Stored records:
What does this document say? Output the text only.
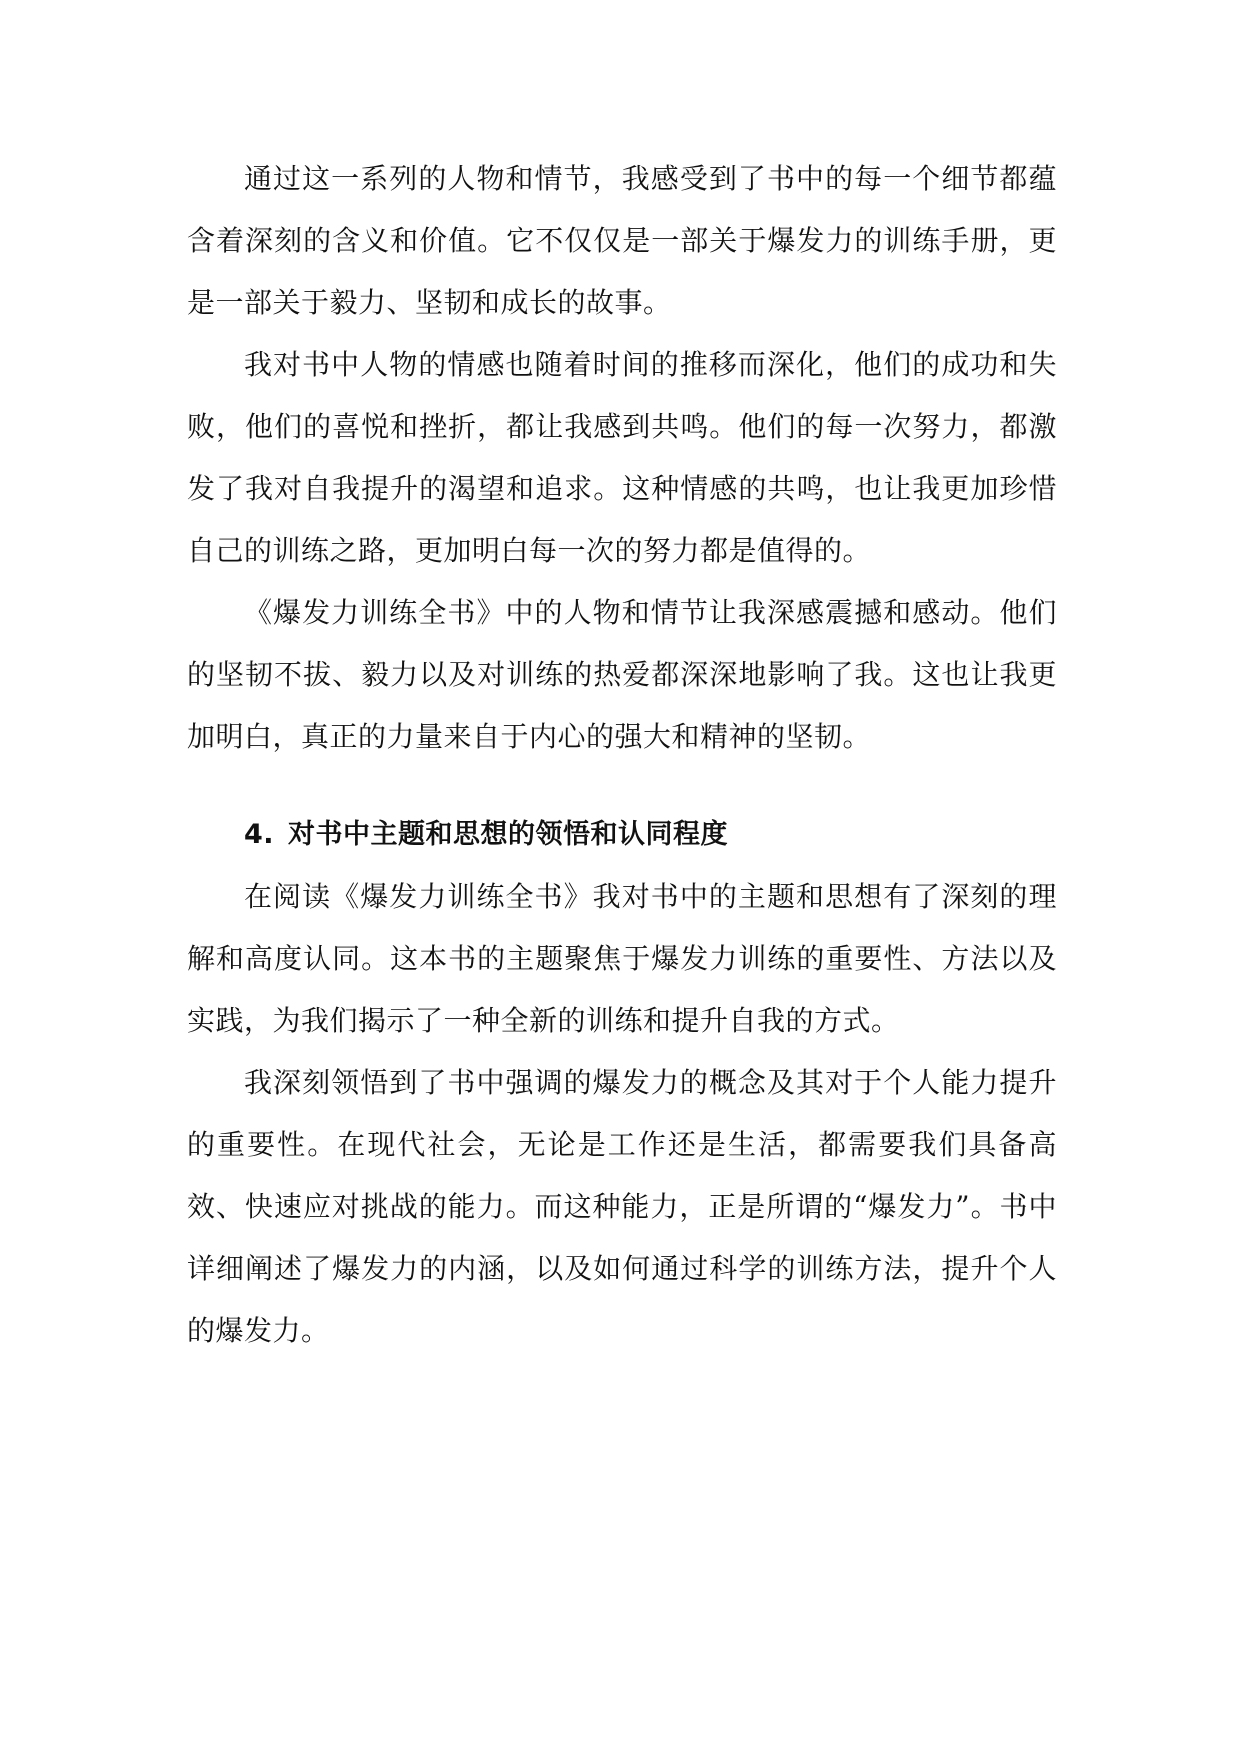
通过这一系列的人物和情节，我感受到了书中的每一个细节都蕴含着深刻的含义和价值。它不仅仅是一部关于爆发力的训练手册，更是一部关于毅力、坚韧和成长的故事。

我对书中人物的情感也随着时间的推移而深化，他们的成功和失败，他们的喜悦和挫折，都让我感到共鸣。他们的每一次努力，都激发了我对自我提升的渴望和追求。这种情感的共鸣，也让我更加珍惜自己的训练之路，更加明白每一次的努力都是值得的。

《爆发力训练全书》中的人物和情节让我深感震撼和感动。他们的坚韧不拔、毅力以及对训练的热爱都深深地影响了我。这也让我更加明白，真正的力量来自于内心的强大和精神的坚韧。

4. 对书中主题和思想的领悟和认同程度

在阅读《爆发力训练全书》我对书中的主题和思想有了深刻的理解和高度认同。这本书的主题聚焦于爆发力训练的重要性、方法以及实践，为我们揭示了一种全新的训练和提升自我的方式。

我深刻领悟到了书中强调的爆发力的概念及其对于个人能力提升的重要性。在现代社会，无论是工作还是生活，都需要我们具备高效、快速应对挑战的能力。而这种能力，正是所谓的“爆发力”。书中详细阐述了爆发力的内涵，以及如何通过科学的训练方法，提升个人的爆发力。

Exercise brief: All the lines above are to be reproduced exactly, except the pictures.

Written reply:
What does this document say? Output the text only.
通过这一系列的人物和情节，我感受到了书中的每一个细节都蕴含着深刻的含义和价值。它不仅仅是一部关于爆发力的训练手册，更是一部关于毅力、坚韧和成长的故事。

我对书中人物的情感也随着时间的推移而深化，他们的成功和失败，他们的喜悦和挫折，都让我感到共鸣。他们的每一次努力，都激发了我对自我提升的渴望和追求。这种情感的共鸣，也让我更加珍惜自己的训练之路，更加明白每一次的努力都是值得的。

《爆发力训练全书》中的人物和情节让我深感震撼和感动。他们的坚韧不拔、毅力以及对训练的热爱都深深地影响了我。这也让我更加明白，真正的力量来自于内心的强大和精神的坚韧。

4. 对书中主题和思想的领悟和认同程度

在阅读《爆发力训练全书》我对书中的主题和思想有了深刻的理解和高度认同。这本书的主题聚焦于爆发力训练的重要性、方法以及实践，为我们揭示了一种全新的训练和提升自我的方式。

我深刻领悟到了书中强调的爆发力的概念及其对于个人能力提升的重要性。在现代社会，无论是工作还是生活，都需要我们具备高效、快速应对挑战的能力。而这种能力，正是所谓的“爆发力”。书中详细阐述了爆发力的内涵，以及如何通过科学的训练方法，提升个人的爆发力。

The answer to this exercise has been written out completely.